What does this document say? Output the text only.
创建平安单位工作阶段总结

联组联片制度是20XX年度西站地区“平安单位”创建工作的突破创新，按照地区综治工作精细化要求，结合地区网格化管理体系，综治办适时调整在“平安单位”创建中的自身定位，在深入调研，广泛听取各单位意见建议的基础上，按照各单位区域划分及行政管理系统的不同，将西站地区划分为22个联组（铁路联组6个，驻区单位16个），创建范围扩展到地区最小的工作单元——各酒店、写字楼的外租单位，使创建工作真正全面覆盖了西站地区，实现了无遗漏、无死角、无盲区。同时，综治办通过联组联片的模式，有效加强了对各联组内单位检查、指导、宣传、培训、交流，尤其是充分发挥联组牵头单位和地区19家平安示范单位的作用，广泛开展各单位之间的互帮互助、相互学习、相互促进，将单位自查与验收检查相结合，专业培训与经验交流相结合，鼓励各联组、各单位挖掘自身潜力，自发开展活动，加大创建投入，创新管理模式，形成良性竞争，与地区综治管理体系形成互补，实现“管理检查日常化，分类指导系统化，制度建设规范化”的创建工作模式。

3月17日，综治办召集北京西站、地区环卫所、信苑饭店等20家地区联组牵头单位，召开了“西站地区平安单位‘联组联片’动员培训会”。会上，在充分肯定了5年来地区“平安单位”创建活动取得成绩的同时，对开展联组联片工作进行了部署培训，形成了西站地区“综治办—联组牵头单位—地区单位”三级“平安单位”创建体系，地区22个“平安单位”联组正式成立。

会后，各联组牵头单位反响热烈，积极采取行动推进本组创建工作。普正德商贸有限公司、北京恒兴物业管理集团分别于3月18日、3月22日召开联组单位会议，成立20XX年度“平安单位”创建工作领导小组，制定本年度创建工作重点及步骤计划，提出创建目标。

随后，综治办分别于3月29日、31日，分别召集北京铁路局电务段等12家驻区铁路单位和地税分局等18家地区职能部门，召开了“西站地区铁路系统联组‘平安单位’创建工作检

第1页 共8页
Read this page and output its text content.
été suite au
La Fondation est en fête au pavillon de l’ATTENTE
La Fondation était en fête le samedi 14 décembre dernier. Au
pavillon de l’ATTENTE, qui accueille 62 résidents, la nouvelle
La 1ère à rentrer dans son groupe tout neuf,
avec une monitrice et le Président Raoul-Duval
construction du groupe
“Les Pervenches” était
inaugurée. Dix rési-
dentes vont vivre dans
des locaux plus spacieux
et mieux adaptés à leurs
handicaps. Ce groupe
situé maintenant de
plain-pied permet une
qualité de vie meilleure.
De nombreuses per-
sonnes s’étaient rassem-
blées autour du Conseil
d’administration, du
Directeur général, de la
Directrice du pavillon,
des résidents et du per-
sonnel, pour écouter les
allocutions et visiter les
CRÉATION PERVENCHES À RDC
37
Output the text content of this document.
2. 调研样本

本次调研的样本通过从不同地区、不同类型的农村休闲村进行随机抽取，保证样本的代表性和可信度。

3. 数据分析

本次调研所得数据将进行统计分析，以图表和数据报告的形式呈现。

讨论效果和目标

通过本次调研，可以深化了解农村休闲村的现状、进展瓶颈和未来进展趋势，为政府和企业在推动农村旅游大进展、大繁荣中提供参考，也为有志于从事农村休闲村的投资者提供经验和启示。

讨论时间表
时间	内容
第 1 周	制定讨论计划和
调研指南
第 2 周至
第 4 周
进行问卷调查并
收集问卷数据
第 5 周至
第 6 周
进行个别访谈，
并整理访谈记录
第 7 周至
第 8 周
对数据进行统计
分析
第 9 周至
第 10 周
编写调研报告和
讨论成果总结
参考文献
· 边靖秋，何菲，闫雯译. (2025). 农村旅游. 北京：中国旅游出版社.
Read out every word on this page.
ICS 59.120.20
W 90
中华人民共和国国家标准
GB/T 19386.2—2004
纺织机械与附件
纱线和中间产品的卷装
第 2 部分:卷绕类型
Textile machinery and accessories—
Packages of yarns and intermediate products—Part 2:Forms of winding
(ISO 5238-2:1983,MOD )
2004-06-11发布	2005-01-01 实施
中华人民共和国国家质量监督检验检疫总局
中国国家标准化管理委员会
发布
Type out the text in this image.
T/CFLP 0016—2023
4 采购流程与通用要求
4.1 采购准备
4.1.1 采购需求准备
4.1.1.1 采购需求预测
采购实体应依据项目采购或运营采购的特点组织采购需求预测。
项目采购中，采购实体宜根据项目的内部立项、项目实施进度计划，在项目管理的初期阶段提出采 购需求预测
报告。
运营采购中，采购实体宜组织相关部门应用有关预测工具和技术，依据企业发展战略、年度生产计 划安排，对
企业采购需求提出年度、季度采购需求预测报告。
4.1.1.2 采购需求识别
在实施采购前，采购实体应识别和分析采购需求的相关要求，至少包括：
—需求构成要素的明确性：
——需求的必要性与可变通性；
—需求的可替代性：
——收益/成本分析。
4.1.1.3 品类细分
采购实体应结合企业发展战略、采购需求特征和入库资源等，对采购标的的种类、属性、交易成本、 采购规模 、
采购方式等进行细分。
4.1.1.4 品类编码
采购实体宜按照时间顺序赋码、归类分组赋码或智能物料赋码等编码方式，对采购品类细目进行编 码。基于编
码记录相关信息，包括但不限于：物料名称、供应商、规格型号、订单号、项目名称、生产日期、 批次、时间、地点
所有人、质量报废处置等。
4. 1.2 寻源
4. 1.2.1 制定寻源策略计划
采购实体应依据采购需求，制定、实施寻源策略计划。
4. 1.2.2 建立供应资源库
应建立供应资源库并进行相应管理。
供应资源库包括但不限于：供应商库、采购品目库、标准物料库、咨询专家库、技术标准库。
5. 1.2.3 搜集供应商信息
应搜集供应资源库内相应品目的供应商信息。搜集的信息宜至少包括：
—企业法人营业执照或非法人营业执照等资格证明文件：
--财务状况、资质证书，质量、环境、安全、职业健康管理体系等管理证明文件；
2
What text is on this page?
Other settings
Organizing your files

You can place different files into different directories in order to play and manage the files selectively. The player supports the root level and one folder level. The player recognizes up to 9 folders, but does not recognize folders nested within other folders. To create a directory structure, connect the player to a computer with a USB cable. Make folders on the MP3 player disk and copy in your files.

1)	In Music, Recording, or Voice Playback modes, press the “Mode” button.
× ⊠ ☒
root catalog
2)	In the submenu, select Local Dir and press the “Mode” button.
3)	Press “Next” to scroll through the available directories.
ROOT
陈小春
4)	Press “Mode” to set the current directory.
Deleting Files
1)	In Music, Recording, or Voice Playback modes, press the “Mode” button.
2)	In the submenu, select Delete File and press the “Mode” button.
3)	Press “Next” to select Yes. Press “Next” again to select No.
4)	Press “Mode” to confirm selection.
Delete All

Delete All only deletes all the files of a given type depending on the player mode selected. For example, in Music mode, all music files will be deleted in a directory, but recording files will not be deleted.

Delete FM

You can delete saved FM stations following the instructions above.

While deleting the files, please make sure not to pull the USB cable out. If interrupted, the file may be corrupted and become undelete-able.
----
• [Stated exercise] Retype all the material above precisely, with no line left out.

• [Answer to the problem]
What does this document say? Output the text only.
创建平安单位工作阶段总结

联组联片制度是20XX年度西站地区“平安单位”创建工作的突破创新，按照地区综治工作精细化要求，结合地区网格化管理体系，综治办适时调整在“平安单位”创建中的自身定位，在深入调研，广泛听取各单位意见建议的基础上，按照各单位区域划分及行政管理系统的不同，将西站地区划分为22个联组（铁路联组6个，驻区单位16个），创建范围扩展到地区最小的工作单元——各酒店、写字楼的外租单位，使创建工作真正全面覆盖了西站地区，实现了无遗漏、无死角、无盲区。同时，综治办通过联组联片的模式，有效加强了对各联组内单位检查、指导、宣传、培训、交流，尤其是充分发挥联组牵头单位和地区19家平安示范单位的作用，广泛开展各单位之间的互帮互助、相互学习、相互促进，将单位自查与验收检查相结合，专业培训与经验交流相结合，鼓励各联组、各单位挖掘自身潜力，自发开展活动，加大创建投入，创新管理模式，形成良性竞争，与地区综治管理体系形成互补，实现“管理检查日常化，分类指导系统化，制度建设规范化”的创建工作模式。

3月17日，综治办召集北京西站、地区环卫所、信苑饭店等20家地区联组牵头单位，召开了“西站地区平安单位‘联组联片’动员培训会”。会上，在充分肯定了5年来地区“平安单位”创建活动取得成绩的同时，对开展联组联片工作进行了部署培训，形成了西站地区“综治办—联组牵头单位—地区单位”三级“平安单位”创建体系，地区22个“平安单位”联组正式成立。

会后，各联组牵头单位反响热烈，积极采取行动推进本组创建工作。普正德商贸有限公司、北京恒兴物业管理集团分别于3月18日、3月22日召开联组单位会议，成立20XX年度“平安单位”创建工作领导小组，制定本年度创建工作重点及步骤计划，提出创建目标。

随后，综治办分别于3月29日、31日，分别召集北京铁路局电务段等12家驻区铁路单位和地税分局等18家地区职能部门，召开了“西站地区铁路系统联组‘平安单位’创建工作检

第1页 共8页
Read this page and output its text content.
été suite au
La Fondation est en fête au pavillon de l’ATTENTE
La Fondation était en fête le samedi 14 décembre dernier. Au
pavillon de l’ATTENTE, qui accueille 62 résidents, la nouvelle
La 1ère à rentrer dans son groupe tout neuf,
avec une monitrice et le Président Raoul-Duval
construction du groupe
“Les Pervenches” était
inaugurée. Dix rési-
dentes vont vivre dans
des locaux plus spacieux
et mieux adaptés à leurs
handicaps. Ce groupe
situé maintenant de
plain-pied permet une
qualité de vie meilleure.
De nombreuses per-
sonnes s’étaient rassem-
blées autour du Conseil
d’administration, du
Directeur général, de la
Directrice du pavillon,
des résidents et du per-
sonnel, pour écouter les
allocutions et visiter les
CRÉATION PERVENCHES À RDC
37
Output the text content of this document.
2. 调研样本

本次调研的样本通过从不同地区、不同类型的农村休闲村进行随机抽取，保证样本的代表性和可信度。

3. 数据分析

本次调研所得数据将进行统计分析，以图表和数据报告的形式呈现。

讨论效果和目标

通过本次调研，可以深化了解农村休闲村的现状、进展瓶颈和未来进展趋势，为政府和企业在推动农村旅游大进展、大繁荣中提供参考，也为有志于从事农村休闲村的投资者提供经验和启示。

讨论时间表
时间	内容
第 1 周	制定讨论计划和
调研指南
第 2 周至
第 4 周
进行问卷调查并
收集问卷数据
第 5 周至
第 6 周
进行个别访谈，
并整理访谈记录
第 7 周至
第 8 周
对数据进行统计
分析
第 9 周至
第 10 周
编写调研报告和
讨论成果总结
参考文献
· 边靖秋，何菲，闫雯译. (2025). 农村旅游. 北京：中国旅游出版社.
Read out every word on this page.
ICS 59.120.20
W 90
中华人民共和国国家标准
GB/T 19386.2—2004
纺织机械与附件
纱线和中间产品的卷装
第 2 部分:卷绕类型
Textile machinery and accessories—
Packages of yarns and intermediate products—Part 2:Forms of winding
(ISO 5238-2:1983,MOD )
2004-06-11发布	2005-01-01 实施
中华人民共和国国家质量监督检验检疫总局
中国国家标准化管理委员会
发布
Type out the text in this image.
T/CFLP 0016—2023
4 采购流程与通用要求
4.1 采购准备
4.1.1 采购需求准备
4.1.1.1 采购需求预测
采购实体应依据项目采购或运营采购的特点组织采购需求预测。
项目采购中，采购实体宜根据项目的内部立项、项目实施进度计划，在项目管理的初期阶段提出采 购需求预测
报告。
运营采购中，采购实体宜组织相关部门应用有关预测工具和技术，依据企业发展战略、年度生产计 划安排，对
企业采购需求提出年度、季度采购需求预测报告。
4.1.1.2 采购需求识别
在实施采购前，采购实体应识别和分析采购需求的相关要求，至少包括：
—需求构成要素的明确性：
——需求的必要性与可变通性；
—需求的可替代性：
——收益/成本分析。
4.1.1.3 品类细分
采购实体应结合企业发展战略、采购需求特征和入库资源等，对采购标的的种类、属性、交易成本、 采购规模 、
采购方式等进行细分。
4.1.1.4 品类编码
采购实体宜按照时间顺序赋码、归类分组赋码或智能物料赋码等编码方式，对采购品类细目进行编 码。基于编
码记录相关信息，包括但不限于：物料名称、供应商、规格型号、订单号、项目名称、生产日期、 批次、时间、地点
所有人、质量报废处置等。
4. 1.2 寻源
4. 1.2.1 制定寻源策略计划
采购实体应依据采购需求，制定、实施寻源策略计划。
4. 1.2.2 建立供应资源库
应建立供应资源库并进行相应管理。
供应资源库包括但不限于：供应商库、采购品目库、标准物料库、咨询专家库、技术标准库。
5. 1.2.3 搜集供应商信息
应搜集供应资源库内相应品目的供应商信息。搜集的信息宜至少包括：
—企业法人营业执照或非法人营业执照等资格证明文件：
--财务状况、资质证书，质量、环境、安全、职业健康管理体系等管理证明文件；
2
What text is on this page?
Other settings
Organizing your files

You can place different files into different directories in order to play and manage the files selectively. The player supports the root level and one folder level. The player recognizes up to 9 folders, but does not recognize folders nested within other folders. To create a directory structure, connect the player to a computer with a USB cable. Make folders on the MP3 player disk and copy in your files.

1)	In Music, Recording, or Voice Playback modes, press the “Mode” button.
× ⊠ ☒
root catalog
2)	In the submenu, select Local Dir and press the “Mode” button.
3)	Press “Next” to scroll through the available directories.
ROOT
陈小春
4)	Press “Mode” to set the current directory.
Deleting Files
1)	In Music, Recording, or Voice Playback modes, press the “Mode” button.
2)	In the submenu, select Delete File and press the “Mode” button.
3)	Press “Next” to select Yes. Press “Next” again to select No.
4)	Press “Mode” to confirm selection.
Delete All

Delete All only deletes all the files of a given type depending on the player mode selected. For example, in Music mode, all music files will be deleted in a directory, but recording files will not be deleted.

Delete FM

You can delete saved FM stations following the instructions above.

While deleting the files, please make sure not to pull the USB cable out. If interrupted, the file may be corrupted and become undelete-able.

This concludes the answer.